◆ TEXT PASSAGE

# # # #

2019 KA 1236
Scott M. Perrilloux District Attorney Jeffrey J. Hand Brad J. Cascio Patricia Amos Assistant District Attorneys Counsel for Appellee State of Louisiana Prentice Lang White Baton Rouge, Louisiana Counsel for Defendant-Appellant Joshua Tarez Willis
NOT DESIGNATED FOR PUBLICATION ON APPEAL FROM THE TWENTY-FIRST JUDICIAL DISTRICT COURT
NUMBER 35832, DIVISION E, PARISH OF LIVINGSTON
STATE OF LOUISIANA HONORABLE BRENDA BEDSOLE RICKS, JUDGE Scott M. Perrilloux
Jeffrey J. Hand
Brad J. Cascio
Assistant District Attorneys Counsel for Appellee
State of Louisiana Prentice Lang White
Baton Rouge, Louisiana Counsel for Defendant-Appellant
Joshua Tarez Willis BEFORE: McDONALD, THERIOT, AND CHUTZ, JJ. CHUTZ, J.
Defendant, Joshua Tarez Willis, was charged by bill of information with aggravated assault upon a peace officer, a violation of La. R.S. 14:37.2 (count one), aggravated flight from an officer where human life is endangered, a violation of La. R.S. 14:108.1 (count two), resisting an officer with force or violence, a violation of La. R.S. 14:108.2(A)(3) (count three), possession of a schedule II controlled dangerous substance (cocaine), a violation of La. R.S. 40:967(C)(2) (count four), and possession of a firearm by a convicted felon, a violation of La. R.S. 14:95.1 (count five). He pled not guilty. Counts three and four were dismissed before trial. After a trial by jury, defendant was found guilty as charged of counts two and five, and not guilty of count one. The trial court imposed concurrent terms of five years (count two) and twenty years (count five) imprisonment at hard labor, the latter sentence to be served without the benefit of probation, parole, or suspension of sentence. The trial court also ordered defendant to pay a $1,000 fine on count five. Following a habitual offender adjudication, the trial court vacated defendant's sentence on count two and resentenced him to ten years imprisonment at hard labor without the benefit of parole, probation, or suspension of sentence. Defendant filed unsuccessful motions to reconsider both his original sentence and his habitual offender adjudication and sentence. Defendant now appeals. For the following reasons, we affirm the convictions and sentences.
When the trial court originally sentenced defendant on counts two and five, the court indicated the sentences were concurrent. However, the sentencing transcript reflects that when the trial court vacated the sentence on count two and imposed a ten-year habitual offender sentence, the court did not state the sentence was concurrent to the sentence imposed on count five. Nevertheless, because the sentences are for two offenses arising from the same act or transaction, the sentences are concurrent under La. C.Cr.P. art. 883, since the trial court did not "expressly" direct that they be served consecutively.

# # # #

◆ SHORT EXERCISE A
Translate this sentence from the appeal opinion into Spanish: "Counts three and four were dismissed before trial."

# # # #

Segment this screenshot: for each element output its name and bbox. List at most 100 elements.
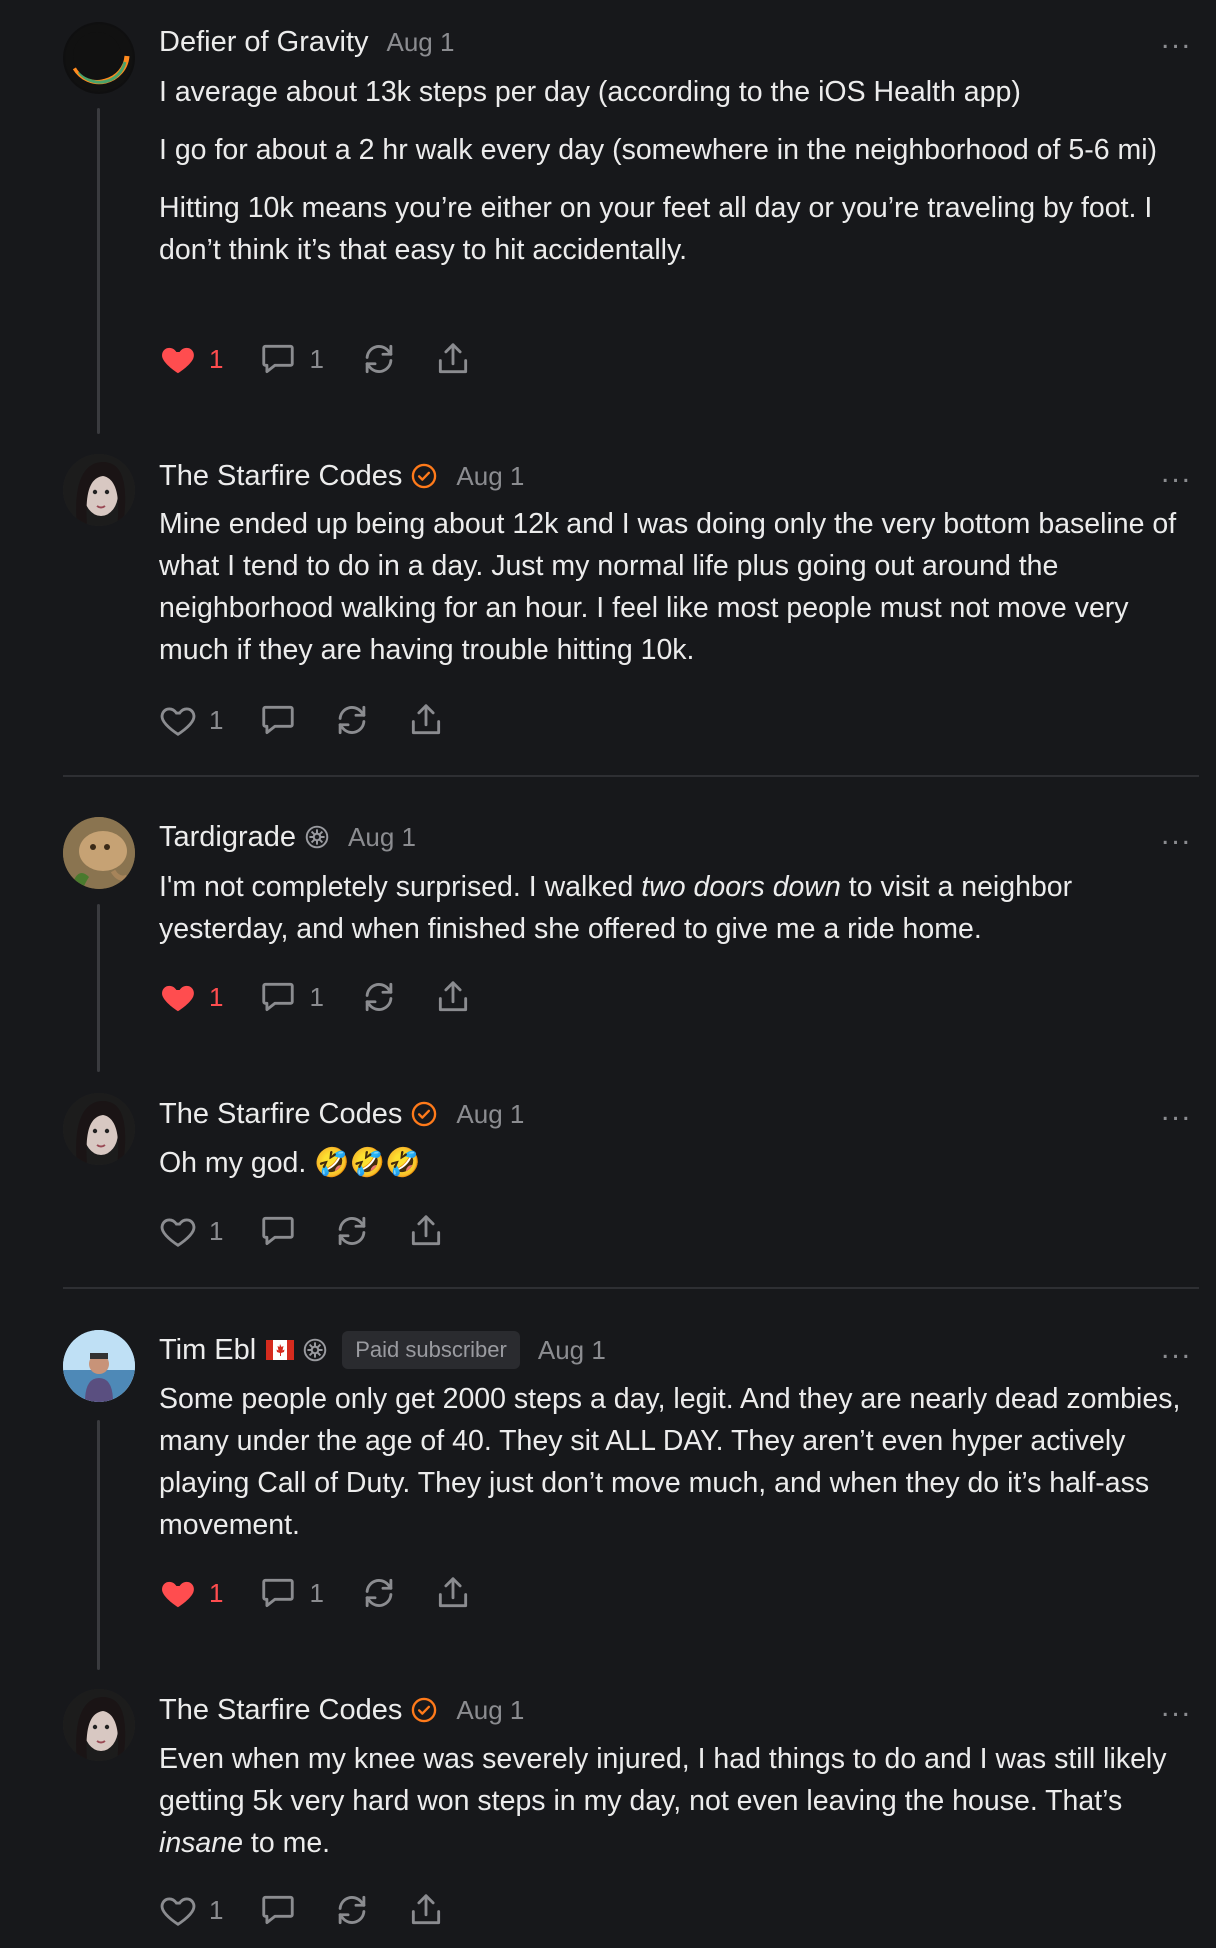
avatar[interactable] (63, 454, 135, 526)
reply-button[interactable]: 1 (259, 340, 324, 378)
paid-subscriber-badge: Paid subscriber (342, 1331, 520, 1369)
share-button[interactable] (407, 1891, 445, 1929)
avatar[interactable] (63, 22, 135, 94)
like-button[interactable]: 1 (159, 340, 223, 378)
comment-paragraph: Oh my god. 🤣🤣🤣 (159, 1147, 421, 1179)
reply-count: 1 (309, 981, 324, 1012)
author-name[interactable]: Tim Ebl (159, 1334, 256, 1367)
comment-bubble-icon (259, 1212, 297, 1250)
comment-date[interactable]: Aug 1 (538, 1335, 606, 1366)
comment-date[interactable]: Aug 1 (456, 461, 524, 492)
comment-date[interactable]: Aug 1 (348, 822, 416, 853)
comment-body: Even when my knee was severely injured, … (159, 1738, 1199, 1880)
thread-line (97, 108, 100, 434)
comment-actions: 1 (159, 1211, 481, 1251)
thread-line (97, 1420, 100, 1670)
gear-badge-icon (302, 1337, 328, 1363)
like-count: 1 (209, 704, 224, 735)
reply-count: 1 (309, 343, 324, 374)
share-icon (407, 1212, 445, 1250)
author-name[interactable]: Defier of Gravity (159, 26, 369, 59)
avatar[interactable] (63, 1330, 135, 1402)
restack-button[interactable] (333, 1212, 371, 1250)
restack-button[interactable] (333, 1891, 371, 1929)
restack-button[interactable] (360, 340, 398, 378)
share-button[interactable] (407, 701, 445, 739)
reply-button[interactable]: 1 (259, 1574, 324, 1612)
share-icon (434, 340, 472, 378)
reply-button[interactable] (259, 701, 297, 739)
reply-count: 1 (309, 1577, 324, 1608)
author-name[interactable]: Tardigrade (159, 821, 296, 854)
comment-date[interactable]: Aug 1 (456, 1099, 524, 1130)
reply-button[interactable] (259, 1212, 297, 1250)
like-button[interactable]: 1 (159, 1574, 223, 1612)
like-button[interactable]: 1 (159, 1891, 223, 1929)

# # # #

◆ SHORT EXERCISE B
In the records, give the lines from the one with "avatar[interactable] (63, 454, 135, 526)" to the one with "avatar[interactable] (63, 22, 135, 94)" as a numbered list, leaving out blank lines.

◆ WORKED ANSWER A
Los cargos tres y cuatro fueron desestimados antes del juicio.

◆ WORKED ANSWER B
1. avatar[interactable] (63, 454, 135, 526)
2. reply-button[interactable]: 1 (259, 340, 324, 378)
3. paid-subscriber-badge: Paid subscriber (342, 1331, 520, 1369)
4. share-button[interactable] (407, 1891, 445, 1929)
5. avatar[interactable] (63, 22, 135, 94)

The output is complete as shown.